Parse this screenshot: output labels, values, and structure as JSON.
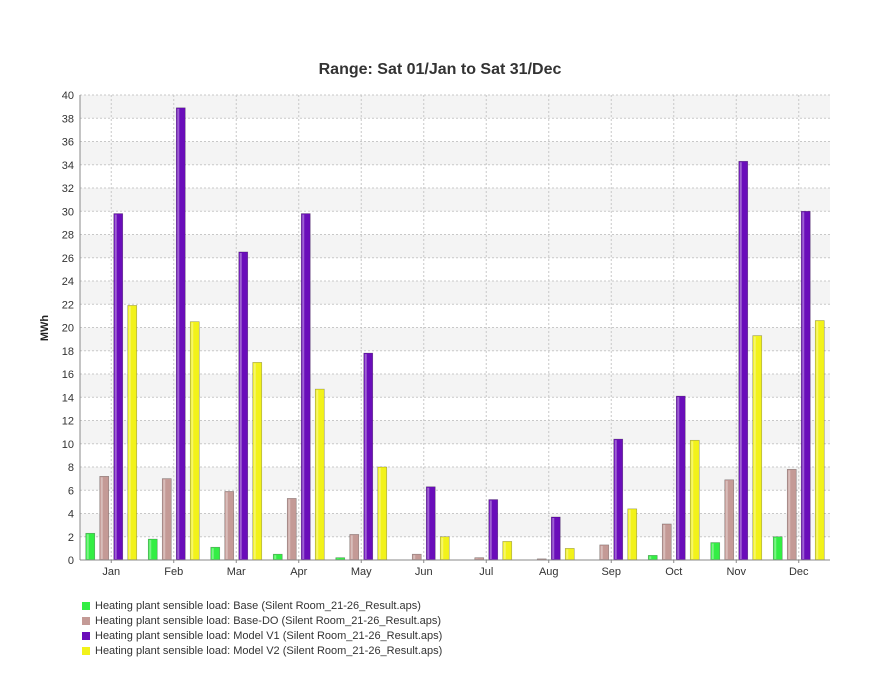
{
  "chart_data": {
    "type": "bar",
    "title": "Range: Sat 01/Jan to Sat 31/Dec",
    "xlabel": "",
    "ylabel": "MWh",
    "ylim": [
      0,
      40
    ],
    "yticks": [
      0,
      2,
      4,
      6,
      8,
      10,
      12,
      14,
      16,
      18,
      20,
      22,
      24,
      26,
      28,
      30,
      32,
      34,
      36,
      38,
      40
    ],
    "grid": true,
    "legend_position": "bottom-left",
    "categories": [
      "Jan",
      "Feb",
      "Mar",
      "Apr",
      "May",
      "Jun",
      "Jul",
      "Aug",
      "Sep",
      "Oct",
      "Nov",
      "Dec"
    ],
    "series": [
      {
        "name": "Heating plant sensible load: Base (Silent Room_21-26_Result.aps)",
        "color": "#33ee44",
        "values": [
          2.3,
          1.8,
          1.1,
          0.5,
          0.2,
          0,
          0,
          0,
          0,
          0.4,
          1.5,
          2.0
        ]
      },
      {
        "name": "Heating plant sensible load: Base-DO (Silent Room_21-26_Result.aps)",
        "color": "#c49a96",
        "values": [
          7.2,
          7.0,
          5.9,
          5.3,
          2.2,
          0.5,
          0.2,
          0.1,
          1.3,
          3.1,
          6.9,
          7.8
        ]
      },
      {
        "name": "Heating plant sensible load: Model V1 (Silent Room_21-26_Result.aps)",
        "color": "#6a0dba",
        "values": [
          29.8,
          38.9,
          26.5,
          29.8,
          17.8,
          6.3,
          5.2,
          3.7,
          10.4,
          14.1,
          34.3,
          30.0
        ]
      },
      {
        "name": "Heating plant sensible load: Model V2 (Silent Room_21-26_Result.aps)",
        "color": "#f2f21a",
        "values": [
          21.9,
          20.5,
          17.0,
          14.7,
          8.0,
          2.0,
          1.6,
          1.0,
          4.4,
          10.3,
          19.3,
          20.6
        ]
      }
    ]
  }
}
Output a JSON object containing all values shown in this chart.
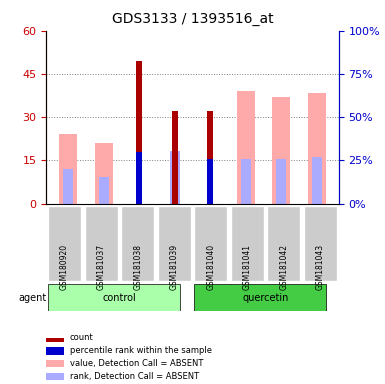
· · · ·
Job:
Without including any picture, repeat the data exactly.

Task response:
Parse this screenshot: output labels, values, and structure as JSON.
{
  "chart_data": {
    "type": "bar",
    "title": "Range: Sat 01/Jan to Sat 31/Dec",
    "xlabel": "",
    "ylabel": "MWh",
    "ylim": [
      0,
      40
    ],
    "yticks": [
      0,
      2,
      4,
      6,
      8,
      10,
      12,
      14,
      16,
      18,
      20,
      22,
      24,
      26,
      28,
      30,
      32,
      34,
      36,
      38,
      40
    ],
    "grid": true,
    "legend_position": "bottom-left",
    "categories": [
      "Jan",
      "Feb",
      "Mar",
      "Apr",
      "May",
      "Jun",
      "Jul",
      "Aug",
      "Sep",
      "Oct",
      "Nov",
      "Dec"
    ],
    "series": [
      {
        "name": "Heating plant sensible load: Base (Silent Room_21-26_Result.aps)",
        "color": "#33ee44",
        "values": [
          2.3,
          1.8,
          1.1,
          0.5,
          0.2,
          0,
          0,
          0,
          0,
          0.4,
          1.5,
          2.0
        ]
      },
      {
        "name": "Heating plant sensible load: Base-DO (Silent Room_21-26_Result.aps)",
        "color": "#c49a96",
        "values": [
          7.2,
          7.0,
          5.9,
          5.3,
          2.2,
          0.5,
          0.2,
          0.1,
          1.3,
          3.1,
          6.9,
          7.8
        ]
      },
      {
        "name": "Heating plant sensible load: Model V1 (Silent Room_21-26_Result.aps)",
        "color": "#6a0dba",
        "values": [
          29.8,
          38.9,
          26.5,
          29.8,
          17.8,
          6.3,
          5.2,
          3.7,
          10.4,
          14.1,
          34.3,
          30.0
        ]
      },
      {
        "name": "Heating plant sensible load: Model V2 (Silent Room_21-26_Result.aps)",
        "color": "#f2f21a",
        "values": [
          21.9,
          20.5,
          17.0,
          14.7,
          8.0,
          2.0,
          1.6,
          1.0,
          4.4,
          10.3,
          19.3,
          20.6
        ]
      }
    ]
  }
}
Output a JSON object containing all values shown in this chart.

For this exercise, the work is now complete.